EXTRACTED DATA »
======

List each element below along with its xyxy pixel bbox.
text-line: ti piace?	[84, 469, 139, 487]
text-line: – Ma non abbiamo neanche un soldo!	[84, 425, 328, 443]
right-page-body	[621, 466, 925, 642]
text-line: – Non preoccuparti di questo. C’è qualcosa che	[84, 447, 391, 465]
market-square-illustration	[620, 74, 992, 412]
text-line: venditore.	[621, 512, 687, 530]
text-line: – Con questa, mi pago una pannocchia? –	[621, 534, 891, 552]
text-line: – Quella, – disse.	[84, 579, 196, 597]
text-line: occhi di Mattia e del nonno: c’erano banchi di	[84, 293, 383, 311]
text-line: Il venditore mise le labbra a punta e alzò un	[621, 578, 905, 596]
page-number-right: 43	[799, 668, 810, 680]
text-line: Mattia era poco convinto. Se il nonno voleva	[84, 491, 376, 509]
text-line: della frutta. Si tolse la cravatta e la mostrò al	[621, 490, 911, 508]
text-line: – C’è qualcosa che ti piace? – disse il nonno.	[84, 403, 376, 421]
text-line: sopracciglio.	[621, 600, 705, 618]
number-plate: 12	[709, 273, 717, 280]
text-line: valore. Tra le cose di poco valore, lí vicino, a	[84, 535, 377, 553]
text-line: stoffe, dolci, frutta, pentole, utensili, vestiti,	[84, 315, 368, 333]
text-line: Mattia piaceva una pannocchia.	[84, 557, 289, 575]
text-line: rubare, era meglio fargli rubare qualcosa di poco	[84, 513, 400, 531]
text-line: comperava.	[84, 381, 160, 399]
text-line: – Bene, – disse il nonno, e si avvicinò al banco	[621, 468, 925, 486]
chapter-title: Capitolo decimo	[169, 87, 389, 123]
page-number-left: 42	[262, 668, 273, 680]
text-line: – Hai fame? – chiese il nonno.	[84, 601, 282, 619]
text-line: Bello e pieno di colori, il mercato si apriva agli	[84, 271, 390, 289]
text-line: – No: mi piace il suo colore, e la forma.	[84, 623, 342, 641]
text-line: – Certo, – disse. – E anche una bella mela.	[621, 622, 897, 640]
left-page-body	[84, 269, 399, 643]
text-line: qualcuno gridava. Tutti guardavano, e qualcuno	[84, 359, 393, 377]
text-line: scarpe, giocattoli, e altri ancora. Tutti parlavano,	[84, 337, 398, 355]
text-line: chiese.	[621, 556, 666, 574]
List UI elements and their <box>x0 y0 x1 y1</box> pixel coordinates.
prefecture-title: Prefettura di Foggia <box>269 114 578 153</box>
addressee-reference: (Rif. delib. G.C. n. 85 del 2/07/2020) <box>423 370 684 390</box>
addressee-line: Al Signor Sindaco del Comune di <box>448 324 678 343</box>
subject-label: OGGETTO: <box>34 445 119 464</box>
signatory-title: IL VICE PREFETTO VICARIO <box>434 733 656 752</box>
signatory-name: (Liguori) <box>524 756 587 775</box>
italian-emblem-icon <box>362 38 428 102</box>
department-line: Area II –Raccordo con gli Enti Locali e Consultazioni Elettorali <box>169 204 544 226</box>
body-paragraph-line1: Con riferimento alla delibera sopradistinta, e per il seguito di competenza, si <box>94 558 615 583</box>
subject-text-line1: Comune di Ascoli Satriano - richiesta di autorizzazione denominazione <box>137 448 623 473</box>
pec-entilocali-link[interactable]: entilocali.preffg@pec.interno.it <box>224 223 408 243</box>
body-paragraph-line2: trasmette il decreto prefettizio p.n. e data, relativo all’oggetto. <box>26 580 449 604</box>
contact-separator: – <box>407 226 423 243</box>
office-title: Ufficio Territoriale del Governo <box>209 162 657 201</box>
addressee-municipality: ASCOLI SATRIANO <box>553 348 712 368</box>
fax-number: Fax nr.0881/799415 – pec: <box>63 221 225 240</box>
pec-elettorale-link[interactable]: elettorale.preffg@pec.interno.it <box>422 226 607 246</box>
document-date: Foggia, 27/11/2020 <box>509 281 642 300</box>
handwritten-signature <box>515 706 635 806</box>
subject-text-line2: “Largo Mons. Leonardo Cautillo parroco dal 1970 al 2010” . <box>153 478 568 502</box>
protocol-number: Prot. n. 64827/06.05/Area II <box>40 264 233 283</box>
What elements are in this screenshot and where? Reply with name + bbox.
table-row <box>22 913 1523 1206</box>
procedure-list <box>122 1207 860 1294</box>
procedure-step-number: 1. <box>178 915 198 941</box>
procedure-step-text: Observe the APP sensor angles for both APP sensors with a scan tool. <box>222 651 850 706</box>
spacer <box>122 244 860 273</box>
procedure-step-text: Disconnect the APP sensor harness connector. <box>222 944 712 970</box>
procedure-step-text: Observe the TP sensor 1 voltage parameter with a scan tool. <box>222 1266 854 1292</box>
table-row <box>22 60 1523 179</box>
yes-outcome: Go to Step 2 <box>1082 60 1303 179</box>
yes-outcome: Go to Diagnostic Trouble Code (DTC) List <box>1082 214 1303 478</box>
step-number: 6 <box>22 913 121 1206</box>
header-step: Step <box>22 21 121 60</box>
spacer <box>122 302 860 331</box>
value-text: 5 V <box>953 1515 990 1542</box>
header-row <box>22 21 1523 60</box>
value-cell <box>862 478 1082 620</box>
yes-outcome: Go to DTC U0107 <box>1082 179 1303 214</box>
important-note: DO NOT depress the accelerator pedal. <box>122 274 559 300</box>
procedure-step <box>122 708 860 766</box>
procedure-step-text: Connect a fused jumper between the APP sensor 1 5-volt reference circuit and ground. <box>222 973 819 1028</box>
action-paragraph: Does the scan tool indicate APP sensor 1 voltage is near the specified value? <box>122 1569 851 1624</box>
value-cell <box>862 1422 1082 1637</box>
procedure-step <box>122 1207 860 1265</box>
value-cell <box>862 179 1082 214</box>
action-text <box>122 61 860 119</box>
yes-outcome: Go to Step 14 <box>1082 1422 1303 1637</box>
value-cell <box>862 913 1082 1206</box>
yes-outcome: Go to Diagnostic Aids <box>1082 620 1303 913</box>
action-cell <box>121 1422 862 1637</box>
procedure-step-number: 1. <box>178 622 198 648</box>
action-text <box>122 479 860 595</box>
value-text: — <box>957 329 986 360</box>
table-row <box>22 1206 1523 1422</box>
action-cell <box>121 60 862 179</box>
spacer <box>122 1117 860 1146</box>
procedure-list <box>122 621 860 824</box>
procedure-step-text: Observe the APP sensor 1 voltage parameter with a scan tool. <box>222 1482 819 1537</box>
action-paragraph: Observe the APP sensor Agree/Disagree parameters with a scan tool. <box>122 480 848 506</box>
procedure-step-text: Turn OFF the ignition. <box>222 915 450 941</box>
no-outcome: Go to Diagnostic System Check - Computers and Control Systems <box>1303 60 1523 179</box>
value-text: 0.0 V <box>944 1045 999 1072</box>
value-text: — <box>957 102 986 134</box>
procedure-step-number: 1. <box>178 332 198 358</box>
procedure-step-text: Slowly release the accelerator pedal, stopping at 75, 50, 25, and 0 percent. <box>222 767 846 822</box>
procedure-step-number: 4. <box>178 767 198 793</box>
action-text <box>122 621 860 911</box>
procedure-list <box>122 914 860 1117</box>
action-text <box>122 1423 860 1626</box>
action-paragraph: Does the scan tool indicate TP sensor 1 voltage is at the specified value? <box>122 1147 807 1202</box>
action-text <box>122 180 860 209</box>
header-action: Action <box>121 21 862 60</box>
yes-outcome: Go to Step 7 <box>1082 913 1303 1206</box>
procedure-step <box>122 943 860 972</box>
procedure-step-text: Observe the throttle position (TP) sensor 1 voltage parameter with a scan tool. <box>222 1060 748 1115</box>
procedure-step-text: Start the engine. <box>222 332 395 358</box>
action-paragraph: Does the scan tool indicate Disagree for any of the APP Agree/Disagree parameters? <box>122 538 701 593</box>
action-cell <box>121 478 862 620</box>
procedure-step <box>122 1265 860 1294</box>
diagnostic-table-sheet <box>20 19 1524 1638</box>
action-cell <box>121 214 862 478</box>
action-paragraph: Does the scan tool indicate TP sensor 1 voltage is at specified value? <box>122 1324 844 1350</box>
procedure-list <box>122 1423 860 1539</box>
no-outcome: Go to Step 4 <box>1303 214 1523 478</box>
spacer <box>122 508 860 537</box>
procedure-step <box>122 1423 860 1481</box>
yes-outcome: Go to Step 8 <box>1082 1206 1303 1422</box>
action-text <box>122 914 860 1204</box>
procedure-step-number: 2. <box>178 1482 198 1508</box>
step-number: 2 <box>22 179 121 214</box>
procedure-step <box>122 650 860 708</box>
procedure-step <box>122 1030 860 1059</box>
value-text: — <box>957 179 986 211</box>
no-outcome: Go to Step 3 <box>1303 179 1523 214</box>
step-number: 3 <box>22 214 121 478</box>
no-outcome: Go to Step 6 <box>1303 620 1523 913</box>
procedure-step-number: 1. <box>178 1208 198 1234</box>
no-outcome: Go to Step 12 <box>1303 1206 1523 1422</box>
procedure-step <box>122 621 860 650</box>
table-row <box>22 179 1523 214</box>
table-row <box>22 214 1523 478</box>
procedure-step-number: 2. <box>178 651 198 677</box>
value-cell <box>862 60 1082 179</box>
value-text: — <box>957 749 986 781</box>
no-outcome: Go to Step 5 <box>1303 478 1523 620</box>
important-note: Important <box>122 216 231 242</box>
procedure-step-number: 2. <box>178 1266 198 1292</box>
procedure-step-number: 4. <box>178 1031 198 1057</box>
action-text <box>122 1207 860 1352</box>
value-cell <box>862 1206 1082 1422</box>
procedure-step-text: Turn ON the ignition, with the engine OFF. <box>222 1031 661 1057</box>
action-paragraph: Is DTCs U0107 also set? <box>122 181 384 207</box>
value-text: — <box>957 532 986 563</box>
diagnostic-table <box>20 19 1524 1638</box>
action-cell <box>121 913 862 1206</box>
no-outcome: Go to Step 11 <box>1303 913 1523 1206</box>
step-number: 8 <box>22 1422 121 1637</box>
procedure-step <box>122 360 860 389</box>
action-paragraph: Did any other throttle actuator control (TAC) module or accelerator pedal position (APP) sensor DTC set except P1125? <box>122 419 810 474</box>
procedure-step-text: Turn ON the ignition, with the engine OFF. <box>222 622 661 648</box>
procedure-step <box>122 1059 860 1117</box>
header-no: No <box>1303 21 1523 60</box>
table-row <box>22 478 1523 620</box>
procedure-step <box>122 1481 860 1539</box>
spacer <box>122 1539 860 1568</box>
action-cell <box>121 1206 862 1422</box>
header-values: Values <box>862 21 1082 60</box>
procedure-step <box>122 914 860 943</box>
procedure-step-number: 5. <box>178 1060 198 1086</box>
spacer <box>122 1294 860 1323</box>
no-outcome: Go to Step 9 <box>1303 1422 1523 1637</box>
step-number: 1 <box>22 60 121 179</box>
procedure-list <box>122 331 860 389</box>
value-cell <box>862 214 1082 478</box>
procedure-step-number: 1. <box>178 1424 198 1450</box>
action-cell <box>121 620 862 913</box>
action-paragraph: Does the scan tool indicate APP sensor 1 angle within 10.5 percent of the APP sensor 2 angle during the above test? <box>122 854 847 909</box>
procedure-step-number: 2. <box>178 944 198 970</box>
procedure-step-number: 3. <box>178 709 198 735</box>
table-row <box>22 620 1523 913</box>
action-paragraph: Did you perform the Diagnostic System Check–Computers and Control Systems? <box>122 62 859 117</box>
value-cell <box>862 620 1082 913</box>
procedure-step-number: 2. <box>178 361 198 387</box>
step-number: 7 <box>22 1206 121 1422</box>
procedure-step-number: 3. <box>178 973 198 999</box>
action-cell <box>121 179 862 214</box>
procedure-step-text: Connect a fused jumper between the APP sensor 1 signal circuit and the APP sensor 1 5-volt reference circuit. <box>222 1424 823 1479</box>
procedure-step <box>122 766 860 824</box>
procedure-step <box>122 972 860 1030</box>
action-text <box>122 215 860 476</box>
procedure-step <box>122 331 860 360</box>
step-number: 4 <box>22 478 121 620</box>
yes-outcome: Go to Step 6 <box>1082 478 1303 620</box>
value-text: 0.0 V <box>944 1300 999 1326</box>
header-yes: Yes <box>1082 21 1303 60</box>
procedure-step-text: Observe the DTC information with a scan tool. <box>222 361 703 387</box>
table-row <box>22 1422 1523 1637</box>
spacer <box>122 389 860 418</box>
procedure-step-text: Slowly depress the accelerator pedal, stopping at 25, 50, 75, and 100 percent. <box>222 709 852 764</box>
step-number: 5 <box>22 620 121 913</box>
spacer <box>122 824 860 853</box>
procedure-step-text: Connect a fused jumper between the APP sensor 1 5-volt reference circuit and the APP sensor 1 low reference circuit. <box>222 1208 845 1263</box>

======

STATED EXERCISE » Repeat the lines starting at the beginning of the material and ending at the line that contains "text-line: della frutta.".

WRITTEN ANSWER »
List each element below along with its xyxy pixel bbox.
text-line: ti piace?	[84, 469, 139, 487]
text-line: – Ma non abbiamo neanche un soldo!	[84, 425, 328, 443]
right-page-body	[621, 466, 925, 642]
text-line: – Non preoccuparti di questo. C’è qualcosa che	[84, 447, 391, 465]
market-square-illustration	[620, 74, 992, 412]
text-line: venditore.	[621, 512, 687, 530]
text-line: – Con questa, mi pago una pannocchia? –	[621, 534, 891, 552]
text-line: – Quella, – disse.	[84, 579, 196, 597]
text-line: occhi di Mattia e del nonno: c’erano banchi di	[84, 293, 383, 311]
text-line: Il venditore mise le labbra a punta e alzò un	[621, 578, 905, 596]
page-number-right: 43	[799, 668, 810, 680]
text-line: Mattia era poco convinto. Se il nonno voleva	[84, 491, 376, 509]
text-line: della frutta. Si tolse la cravatta e la mostrò al	[621, 490, 911, 508]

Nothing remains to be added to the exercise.